Kegiatan
**a)** Sebutkan semua nama orang yang muncul dalam kutipan teks.
**b)** Salin ulang bagian kutipan teks mulai dari "Gerimis jatuh dari" sampai dengan "sesak dengan manusia.".
**c)** Jawablah pertanyaan berikut berdasarkan kutipan teks.
(i) Dari mana datangnya kabar pemanggilan Herwin dan Muchlis?
(ii) Di mana pertemuan digelar menurut pesan yang diterima?
(iii) Pukul berapa kendaraan motor dipacu menuju jl. penghibur?

Kutipan Teks
>>
Rutinitas itu terhenti sejenak. Sebuah kabar mengusik lagi. Kali ini datangnya dari Polda Sulsel. Halloku berkali-kali menerima pesan yang sama “ Herwin dan MUchlis di panggil lagi oleh Polda” . Telpon berdering menguatkan info itu, juga merusak konsentrasi liputan di PLN. “ Hei.. Herwin dan Muchlis itu di panggil lagi, bagaimana, “ Suara Upi “ kita bisa ketemu malam ini? “ …

Aku tidak mengiyahkan. Sebab agenda malam ini bertemu dengan kakak spiritual . Waktu terus berjalan kami saling mengabari dan berjanji untuk bertemu. Beruntung k’ Mus ada janji dengan yang lain sehingga kami mengagendakan ulang pertemuan. 

Messege “Pertemuan di gelar di Gapensi , depan Bentreng Rotherdam “  

Gerimis jatuh dari langit. Pukul 21.10 wita, kendaraan motor kupacu dengan kecepatan tinggi menuju jl. penghibur . Melintasi pantai losari tanpa hambatan. Sebab semua orang memilih berteduh di café-café dan mungkin juga sebagian anak gaul yang biasa mangkal ,meringkih di rumahnya ketimbang tumpa ruang di jalan penghibur. Jika hari normal, jalan-jalan sepanjang pantai akan sesak dengan kendaraan. Sejumlah café-café dan toko-toko sepanjang jalan akan sesak dengan manusia.
<<
Data Mentah
>>
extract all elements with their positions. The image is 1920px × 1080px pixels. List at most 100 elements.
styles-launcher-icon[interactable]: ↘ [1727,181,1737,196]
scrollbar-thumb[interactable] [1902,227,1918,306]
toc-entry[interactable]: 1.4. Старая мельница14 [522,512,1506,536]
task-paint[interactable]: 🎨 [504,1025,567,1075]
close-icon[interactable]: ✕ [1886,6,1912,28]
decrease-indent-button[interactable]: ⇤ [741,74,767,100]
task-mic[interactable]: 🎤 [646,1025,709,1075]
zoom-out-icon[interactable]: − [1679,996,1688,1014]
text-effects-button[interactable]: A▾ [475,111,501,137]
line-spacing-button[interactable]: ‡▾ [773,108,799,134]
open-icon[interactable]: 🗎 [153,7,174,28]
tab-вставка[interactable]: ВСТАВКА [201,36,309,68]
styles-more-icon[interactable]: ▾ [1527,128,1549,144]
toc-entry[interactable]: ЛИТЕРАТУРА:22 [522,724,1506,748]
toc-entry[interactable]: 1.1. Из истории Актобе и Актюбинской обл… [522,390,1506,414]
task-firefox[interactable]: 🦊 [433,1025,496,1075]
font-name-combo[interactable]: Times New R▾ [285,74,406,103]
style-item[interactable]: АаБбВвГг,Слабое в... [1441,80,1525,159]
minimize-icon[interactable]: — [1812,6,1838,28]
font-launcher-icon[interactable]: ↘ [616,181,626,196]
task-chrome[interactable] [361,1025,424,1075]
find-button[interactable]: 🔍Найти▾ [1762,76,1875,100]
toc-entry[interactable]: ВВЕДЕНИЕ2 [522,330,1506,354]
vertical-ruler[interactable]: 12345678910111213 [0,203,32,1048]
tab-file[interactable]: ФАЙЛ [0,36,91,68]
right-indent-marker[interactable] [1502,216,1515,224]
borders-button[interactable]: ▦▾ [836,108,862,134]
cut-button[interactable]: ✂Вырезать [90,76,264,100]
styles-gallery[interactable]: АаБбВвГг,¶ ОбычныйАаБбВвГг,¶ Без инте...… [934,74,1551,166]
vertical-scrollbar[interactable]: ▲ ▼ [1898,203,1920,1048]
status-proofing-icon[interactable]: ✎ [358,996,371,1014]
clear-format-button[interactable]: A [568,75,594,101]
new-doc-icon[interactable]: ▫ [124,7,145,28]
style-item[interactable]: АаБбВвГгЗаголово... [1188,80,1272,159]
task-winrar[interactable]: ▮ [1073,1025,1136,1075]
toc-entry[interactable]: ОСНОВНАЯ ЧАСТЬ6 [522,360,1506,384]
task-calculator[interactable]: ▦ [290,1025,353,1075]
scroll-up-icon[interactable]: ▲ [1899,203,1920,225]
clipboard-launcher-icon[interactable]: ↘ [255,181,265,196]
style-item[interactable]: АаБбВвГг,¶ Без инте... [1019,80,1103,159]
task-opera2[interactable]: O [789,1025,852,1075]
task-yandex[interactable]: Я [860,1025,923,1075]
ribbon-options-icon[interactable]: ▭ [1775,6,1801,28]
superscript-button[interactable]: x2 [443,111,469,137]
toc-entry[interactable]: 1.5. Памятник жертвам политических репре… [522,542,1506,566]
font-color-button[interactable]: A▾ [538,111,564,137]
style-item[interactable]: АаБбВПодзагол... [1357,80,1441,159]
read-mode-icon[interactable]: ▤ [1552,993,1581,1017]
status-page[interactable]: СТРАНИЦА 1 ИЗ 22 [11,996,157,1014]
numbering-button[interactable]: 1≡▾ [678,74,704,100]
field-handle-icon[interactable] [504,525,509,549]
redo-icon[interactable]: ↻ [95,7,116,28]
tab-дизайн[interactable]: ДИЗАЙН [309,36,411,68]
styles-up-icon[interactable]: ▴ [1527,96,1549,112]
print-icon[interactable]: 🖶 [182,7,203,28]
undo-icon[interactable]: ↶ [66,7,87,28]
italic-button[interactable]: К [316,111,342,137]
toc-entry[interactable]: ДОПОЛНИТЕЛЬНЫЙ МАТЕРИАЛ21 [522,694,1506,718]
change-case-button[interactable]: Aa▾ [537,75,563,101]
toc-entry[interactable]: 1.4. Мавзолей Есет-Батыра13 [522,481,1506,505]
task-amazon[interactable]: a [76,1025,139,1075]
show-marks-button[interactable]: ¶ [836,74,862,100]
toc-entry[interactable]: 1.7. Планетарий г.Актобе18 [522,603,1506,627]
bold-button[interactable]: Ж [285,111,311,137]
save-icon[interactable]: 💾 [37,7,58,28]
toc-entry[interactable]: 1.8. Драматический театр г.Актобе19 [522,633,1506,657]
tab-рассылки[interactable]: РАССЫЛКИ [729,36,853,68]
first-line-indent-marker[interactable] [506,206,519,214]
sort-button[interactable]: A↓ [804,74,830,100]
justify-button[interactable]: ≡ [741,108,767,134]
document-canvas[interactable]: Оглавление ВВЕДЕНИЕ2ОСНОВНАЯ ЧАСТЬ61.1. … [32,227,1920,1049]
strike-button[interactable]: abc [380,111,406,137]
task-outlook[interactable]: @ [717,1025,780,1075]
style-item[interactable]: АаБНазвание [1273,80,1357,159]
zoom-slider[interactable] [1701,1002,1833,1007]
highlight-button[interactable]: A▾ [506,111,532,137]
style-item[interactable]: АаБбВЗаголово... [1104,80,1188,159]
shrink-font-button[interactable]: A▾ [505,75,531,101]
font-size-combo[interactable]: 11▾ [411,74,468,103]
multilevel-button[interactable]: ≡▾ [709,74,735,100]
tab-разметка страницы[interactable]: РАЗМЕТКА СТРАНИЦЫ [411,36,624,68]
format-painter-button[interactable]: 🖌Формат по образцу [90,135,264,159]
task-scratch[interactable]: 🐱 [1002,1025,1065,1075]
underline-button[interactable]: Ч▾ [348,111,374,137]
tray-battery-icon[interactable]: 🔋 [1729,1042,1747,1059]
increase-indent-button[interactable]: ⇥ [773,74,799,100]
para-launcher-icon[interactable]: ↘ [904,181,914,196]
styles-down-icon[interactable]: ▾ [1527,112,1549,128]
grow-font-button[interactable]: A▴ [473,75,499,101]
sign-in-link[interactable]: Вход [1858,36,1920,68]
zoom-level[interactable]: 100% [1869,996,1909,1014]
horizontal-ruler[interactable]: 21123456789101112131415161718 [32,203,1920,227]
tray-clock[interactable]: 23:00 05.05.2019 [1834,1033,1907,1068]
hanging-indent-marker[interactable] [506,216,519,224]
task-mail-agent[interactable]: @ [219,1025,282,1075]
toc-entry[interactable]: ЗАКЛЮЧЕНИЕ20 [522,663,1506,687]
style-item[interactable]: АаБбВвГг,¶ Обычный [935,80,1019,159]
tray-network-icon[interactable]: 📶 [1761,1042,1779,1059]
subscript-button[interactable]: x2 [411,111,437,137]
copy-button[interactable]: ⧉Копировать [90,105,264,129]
<<
Hasil Tiap Tugas
**a)** Herwin, Muchlis, Upi, k’ Mus

**b)**
Gerimis jatuh dari langit. Pukul 21.10 wita, kendaraan motor kupacu dengan kecepatan tinggi menuju jl. penghibur . Melintasi pantai losari tanpa hambatan. Sebab semua orang memilih berteduh di café-café dan mungkin juga sebagian anak gaul yang biasa mangkal ,meringkih di rumahnya ketimbang tumpa ruang di jalan penghibur. Jika hari normal, jalan-jalan sepanjang pantai akan sesak dengan kendaraan. Sejumlah café-café dan toko-toko sepanjang jalan akan sesak dengan manusia.

**c)**
(i) Dari Polda Sulsel.
(ii) Di Gapensi, depan Bentreng Rotherdam.
(iii) Pukul 21.10 wita.